● DIRECTIVE A:
In the passage on pet crates and pet-proofing, how many plastic crates should every pet owner have?
● DIRECTIVE B:
Copy the passage on pet crates and pet-proofing from "Every pet owner" up to and including "freshly painted walls.".
● DIRECTIVE C:
Carry on the passage on pet crates and pet-proofing from the point where it ends.

Every pet owner should have one plastic crate for each pet. Not only are they often required for trips to the vet, they also come in handy on moving day, for both transportation and safety.

When a pet is properly crate-trained—by learning that entering the crate always means good things like praise, treats, meals and sleep—the crate becomes one of their favorite relaxation retreats. As long as they are never used as a punishment, pets will happily enter and stay in the crate on their own.

  • Put pets in their crate while moving and rearranging furniture to keep them safe and out from underfoot.
  • After moving, pets in crates will watch contently as boxes are unpacked rather than diving into a pile of packing peanuts.
  • When painting a room, crates keep paws out of paint and pet hair away from freshly painted walls.

Other useful products for pet-proofing and keeping pets safe in the home include:

  • Double-Sided Tape: Extra-thick strips are available especially for cats. Place a few strips on countertops to re-train cats to stay down in the new home, or on the walls and furniture to keep them from scratching with their claws. Scratching is a normal and healthy behavior, however. Offer them posts and other appropriate places to scratch and redirect them to those objects when they feel the urge to scratch.

● STORED DATA:

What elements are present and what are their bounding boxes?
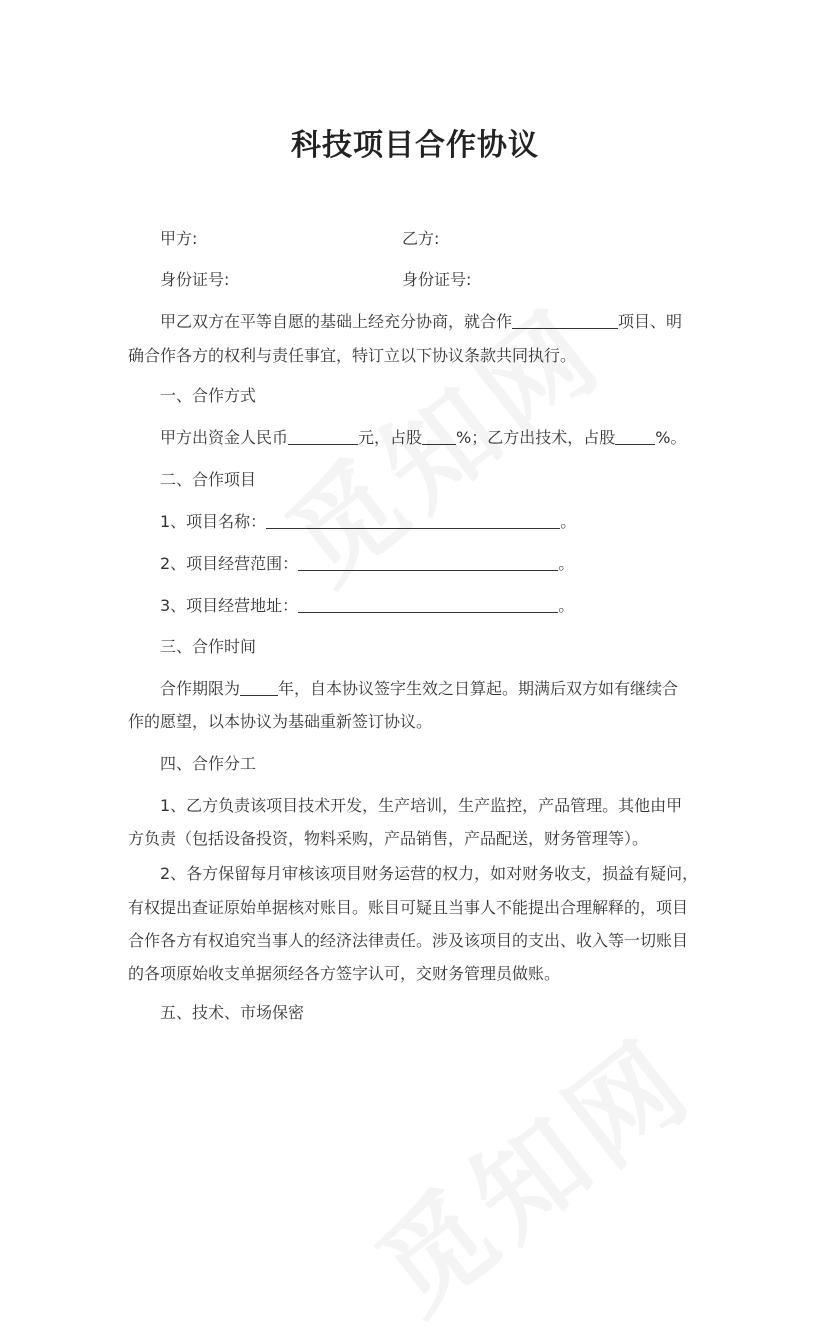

● RESPONSE A:
One for each pet.

● RESPONSE B:
Every pet owner should have one plastic crate for each pet. Not only are they often required for trips to the vet, they also come in handy on moving day, for both transportation and safety.

When a pet is properly crate-trained—by learning that entering the crate always means good things like praise, treats, meals and sleep—the crate becomes one of their favorite relaxation retreats. As long as they are never used as a punishment, pets will happily enter and stay in the crate on their own.

  • Put pets in their crate while moving and rearranging furniture to keep them safe and out from underfoot.
  • After moving, pets in crates will watch contently as boxes are unpacked rather than diving into a pile of packing peanuts.
  • When painting a room, crates keep paws out of paint and pet hair away from freshly painted walls.

● RESPONSE C:
  • Bottled Pheromones: Pets thrive on routine. The stress of a move on a pet can cause stomach and immune system issues, behavior changes, hiding or even running away. The older the pet, the more stressful a move becomes. Natural pheromone remedies are available as sprays, plug-in diffusers and oils. The scent is said to calm dogs and cats and can be used both preventatively before stressful situations and as a remedy for stressed pets.
  • Lidded Trash Cans: Many pets don’t start sniffing around until they know their owners are gone, but even pets that have been successfully trained to stay out of the trash can suddenly go on a rummage rampage. This could happen without warning when tempted by a new smell or due to stress or boredom. Sudden “naughty” behaviors in an otherwise well-behaved dog or cat are sometimes brought on simply due to aging.
  • Cord Protectors: Electrical cords should be bundled and protected from chewing. Available at home improvement stores, cord protectors can be used in conjunction with bitter tasting sprays.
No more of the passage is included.